>> BEGIN

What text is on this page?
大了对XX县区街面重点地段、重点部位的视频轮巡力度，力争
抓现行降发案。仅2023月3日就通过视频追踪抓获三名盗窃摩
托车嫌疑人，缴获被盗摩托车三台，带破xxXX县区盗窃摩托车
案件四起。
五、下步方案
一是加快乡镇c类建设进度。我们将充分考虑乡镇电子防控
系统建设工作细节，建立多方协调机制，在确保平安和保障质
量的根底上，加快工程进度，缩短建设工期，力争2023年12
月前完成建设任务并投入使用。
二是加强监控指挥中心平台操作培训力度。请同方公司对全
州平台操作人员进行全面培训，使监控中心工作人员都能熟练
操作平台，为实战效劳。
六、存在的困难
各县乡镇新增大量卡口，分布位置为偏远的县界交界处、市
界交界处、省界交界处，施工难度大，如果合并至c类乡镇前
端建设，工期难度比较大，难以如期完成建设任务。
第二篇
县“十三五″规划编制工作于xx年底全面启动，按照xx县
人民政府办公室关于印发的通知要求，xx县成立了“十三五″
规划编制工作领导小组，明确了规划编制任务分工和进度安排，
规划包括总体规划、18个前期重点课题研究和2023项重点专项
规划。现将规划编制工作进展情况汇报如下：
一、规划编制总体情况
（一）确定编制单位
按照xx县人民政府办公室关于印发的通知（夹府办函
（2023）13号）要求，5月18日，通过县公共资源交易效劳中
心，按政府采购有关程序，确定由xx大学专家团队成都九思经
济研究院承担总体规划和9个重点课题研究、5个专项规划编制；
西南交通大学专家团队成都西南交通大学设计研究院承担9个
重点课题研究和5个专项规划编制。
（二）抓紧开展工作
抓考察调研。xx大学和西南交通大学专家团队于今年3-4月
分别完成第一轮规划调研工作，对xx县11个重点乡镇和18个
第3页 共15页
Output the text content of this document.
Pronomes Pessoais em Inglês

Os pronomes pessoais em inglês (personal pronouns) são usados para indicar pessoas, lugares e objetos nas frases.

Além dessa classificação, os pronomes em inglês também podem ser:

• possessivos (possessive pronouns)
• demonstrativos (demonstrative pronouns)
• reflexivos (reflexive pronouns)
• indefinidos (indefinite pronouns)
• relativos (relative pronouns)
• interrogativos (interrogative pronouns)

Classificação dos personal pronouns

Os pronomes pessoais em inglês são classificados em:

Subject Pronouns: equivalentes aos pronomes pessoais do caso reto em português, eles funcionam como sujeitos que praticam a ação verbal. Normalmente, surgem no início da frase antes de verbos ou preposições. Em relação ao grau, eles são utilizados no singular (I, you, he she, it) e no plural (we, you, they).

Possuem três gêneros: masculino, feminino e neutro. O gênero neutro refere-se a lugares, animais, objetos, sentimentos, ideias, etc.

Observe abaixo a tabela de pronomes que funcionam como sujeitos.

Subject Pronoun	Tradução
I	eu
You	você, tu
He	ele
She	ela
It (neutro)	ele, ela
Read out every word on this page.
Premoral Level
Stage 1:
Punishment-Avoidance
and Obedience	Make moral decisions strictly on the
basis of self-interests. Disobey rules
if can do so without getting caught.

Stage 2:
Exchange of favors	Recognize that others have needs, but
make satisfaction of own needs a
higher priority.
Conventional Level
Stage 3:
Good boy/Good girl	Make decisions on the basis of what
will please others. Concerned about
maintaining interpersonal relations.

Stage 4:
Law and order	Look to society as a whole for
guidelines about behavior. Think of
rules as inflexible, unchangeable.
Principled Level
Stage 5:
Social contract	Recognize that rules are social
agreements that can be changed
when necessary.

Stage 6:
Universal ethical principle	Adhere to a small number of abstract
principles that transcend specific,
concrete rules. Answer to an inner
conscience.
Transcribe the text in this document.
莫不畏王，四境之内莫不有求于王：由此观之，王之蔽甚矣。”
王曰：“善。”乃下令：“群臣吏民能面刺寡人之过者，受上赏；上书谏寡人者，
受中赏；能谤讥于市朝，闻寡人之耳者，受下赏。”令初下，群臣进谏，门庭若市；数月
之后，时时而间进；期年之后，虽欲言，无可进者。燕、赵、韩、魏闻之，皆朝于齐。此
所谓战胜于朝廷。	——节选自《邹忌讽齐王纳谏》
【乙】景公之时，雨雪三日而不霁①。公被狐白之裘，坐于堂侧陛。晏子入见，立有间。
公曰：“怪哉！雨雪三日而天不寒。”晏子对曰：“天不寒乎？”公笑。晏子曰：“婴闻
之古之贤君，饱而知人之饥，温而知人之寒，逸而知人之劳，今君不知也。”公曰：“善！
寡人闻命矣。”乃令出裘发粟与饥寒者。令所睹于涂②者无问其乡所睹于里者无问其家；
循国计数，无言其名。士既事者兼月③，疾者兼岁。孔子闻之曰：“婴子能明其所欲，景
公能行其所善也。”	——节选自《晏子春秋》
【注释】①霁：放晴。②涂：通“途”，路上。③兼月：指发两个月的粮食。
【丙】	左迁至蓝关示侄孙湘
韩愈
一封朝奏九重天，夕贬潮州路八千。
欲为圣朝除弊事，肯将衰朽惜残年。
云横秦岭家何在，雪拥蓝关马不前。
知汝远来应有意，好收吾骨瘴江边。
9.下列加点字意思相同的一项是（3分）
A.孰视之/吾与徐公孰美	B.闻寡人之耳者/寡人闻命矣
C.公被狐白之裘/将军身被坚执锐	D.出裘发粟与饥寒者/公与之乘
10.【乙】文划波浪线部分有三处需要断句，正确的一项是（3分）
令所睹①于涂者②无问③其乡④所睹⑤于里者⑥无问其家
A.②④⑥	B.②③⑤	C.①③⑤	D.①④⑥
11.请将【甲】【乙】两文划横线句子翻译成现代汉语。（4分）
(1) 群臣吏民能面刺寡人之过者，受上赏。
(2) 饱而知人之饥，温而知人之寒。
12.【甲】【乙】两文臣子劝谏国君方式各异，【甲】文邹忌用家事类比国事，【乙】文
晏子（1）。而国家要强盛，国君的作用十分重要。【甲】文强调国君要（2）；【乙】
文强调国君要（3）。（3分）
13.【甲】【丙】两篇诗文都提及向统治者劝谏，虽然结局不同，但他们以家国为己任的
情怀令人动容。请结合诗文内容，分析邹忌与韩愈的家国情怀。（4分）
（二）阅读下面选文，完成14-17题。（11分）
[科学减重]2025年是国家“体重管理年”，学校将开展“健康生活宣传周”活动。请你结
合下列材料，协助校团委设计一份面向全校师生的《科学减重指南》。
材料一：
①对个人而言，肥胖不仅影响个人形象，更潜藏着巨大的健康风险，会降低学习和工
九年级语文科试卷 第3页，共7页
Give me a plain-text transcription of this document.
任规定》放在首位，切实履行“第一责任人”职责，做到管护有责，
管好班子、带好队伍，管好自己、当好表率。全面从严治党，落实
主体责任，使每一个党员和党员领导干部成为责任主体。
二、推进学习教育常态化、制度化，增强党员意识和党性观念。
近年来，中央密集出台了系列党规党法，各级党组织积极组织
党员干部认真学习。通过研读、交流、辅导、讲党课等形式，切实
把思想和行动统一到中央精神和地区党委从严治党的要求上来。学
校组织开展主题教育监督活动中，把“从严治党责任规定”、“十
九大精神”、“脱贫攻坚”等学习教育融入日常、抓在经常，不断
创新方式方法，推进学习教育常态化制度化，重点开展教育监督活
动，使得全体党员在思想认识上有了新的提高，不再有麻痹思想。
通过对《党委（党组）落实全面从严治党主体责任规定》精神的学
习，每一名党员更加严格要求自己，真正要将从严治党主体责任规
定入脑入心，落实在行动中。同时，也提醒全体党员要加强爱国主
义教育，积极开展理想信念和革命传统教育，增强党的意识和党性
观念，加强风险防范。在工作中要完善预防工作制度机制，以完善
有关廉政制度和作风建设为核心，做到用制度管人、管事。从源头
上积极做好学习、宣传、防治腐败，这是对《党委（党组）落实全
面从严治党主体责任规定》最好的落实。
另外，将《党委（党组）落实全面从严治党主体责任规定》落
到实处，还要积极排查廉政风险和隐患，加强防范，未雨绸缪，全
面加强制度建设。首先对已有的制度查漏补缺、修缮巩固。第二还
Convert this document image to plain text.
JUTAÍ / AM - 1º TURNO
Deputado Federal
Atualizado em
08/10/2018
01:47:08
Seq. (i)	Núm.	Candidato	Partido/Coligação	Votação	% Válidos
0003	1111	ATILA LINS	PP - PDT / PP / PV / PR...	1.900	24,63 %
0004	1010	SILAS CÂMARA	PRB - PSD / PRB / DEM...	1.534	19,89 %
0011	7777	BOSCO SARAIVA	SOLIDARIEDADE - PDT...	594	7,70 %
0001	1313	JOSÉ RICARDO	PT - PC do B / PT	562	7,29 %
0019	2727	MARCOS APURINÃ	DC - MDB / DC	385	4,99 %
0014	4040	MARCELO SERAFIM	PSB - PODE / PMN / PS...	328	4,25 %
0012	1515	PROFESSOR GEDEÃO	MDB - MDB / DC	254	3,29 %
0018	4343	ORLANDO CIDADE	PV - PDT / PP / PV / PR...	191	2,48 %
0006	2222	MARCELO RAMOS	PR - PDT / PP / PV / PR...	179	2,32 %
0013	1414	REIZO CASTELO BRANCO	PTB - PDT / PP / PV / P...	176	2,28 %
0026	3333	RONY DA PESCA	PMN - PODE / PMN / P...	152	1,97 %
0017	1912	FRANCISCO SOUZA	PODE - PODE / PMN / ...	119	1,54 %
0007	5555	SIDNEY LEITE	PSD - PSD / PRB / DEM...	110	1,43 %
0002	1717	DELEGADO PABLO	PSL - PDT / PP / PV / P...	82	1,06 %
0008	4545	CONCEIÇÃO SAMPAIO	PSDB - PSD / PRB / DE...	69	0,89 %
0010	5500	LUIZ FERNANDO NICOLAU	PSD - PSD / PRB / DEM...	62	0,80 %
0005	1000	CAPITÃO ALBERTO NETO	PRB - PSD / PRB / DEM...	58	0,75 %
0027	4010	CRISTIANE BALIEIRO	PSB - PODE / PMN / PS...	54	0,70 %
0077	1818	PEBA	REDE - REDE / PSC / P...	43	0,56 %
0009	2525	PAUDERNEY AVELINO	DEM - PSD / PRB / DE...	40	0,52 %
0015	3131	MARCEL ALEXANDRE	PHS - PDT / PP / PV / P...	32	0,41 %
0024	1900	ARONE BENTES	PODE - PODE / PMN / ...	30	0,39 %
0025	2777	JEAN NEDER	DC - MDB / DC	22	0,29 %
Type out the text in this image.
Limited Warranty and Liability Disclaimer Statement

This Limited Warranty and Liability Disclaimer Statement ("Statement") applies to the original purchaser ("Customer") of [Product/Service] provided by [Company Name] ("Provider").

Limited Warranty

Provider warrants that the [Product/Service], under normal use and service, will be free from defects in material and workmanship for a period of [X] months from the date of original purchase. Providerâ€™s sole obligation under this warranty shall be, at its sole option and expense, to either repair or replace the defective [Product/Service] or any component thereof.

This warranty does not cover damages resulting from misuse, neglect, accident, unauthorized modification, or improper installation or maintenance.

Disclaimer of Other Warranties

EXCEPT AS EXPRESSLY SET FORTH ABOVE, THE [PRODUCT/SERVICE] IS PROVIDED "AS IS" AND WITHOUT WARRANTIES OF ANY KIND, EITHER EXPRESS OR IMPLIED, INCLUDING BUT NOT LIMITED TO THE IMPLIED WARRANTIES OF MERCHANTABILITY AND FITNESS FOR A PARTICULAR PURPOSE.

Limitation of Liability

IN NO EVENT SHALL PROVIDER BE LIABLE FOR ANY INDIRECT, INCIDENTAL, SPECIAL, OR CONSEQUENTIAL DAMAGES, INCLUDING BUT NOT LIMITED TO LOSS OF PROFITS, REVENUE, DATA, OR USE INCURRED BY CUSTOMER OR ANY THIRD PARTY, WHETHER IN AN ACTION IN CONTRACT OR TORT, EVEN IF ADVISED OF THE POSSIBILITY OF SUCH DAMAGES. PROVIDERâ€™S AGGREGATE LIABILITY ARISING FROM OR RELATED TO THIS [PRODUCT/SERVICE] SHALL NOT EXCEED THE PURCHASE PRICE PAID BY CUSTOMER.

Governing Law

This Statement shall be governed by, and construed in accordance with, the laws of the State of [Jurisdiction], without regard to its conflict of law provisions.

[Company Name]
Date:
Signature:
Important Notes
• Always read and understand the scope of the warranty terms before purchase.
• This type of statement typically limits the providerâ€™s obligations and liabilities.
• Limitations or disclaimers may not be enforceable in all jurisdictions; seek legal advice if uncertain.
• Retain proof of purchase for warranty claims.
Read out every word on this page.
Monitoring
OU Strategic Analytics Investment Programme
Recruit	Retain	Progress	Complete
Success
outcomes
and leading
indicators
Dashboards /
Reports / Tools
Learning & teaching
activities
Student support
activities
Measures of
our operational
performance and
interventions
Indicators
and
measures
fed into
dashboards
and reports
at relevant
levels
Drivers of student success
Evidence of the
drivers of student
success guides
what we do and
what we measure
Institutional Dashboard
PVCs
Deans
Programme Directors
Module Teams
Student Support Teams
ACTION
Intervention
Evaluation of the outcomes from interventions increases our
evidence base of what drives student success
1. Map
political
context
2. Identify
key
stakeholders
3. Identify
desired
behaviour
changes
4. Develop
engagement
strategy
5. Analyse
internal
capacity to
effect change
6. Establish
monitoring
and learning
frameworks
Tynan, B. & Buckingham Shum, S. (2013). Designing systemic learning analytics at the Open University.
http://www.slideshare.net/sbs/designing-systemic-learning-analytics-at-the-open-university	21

>> END

Each line holding "MARCELO" must be found and copied.

Output for this task
0014	4040	MARCELO SERAFIM	PSB - PODE / PMN / PS...	328	4,25 %
0006	2222	MARCELO RAMOS	PR - PDT / PP / PV / PR...	179	2,32 %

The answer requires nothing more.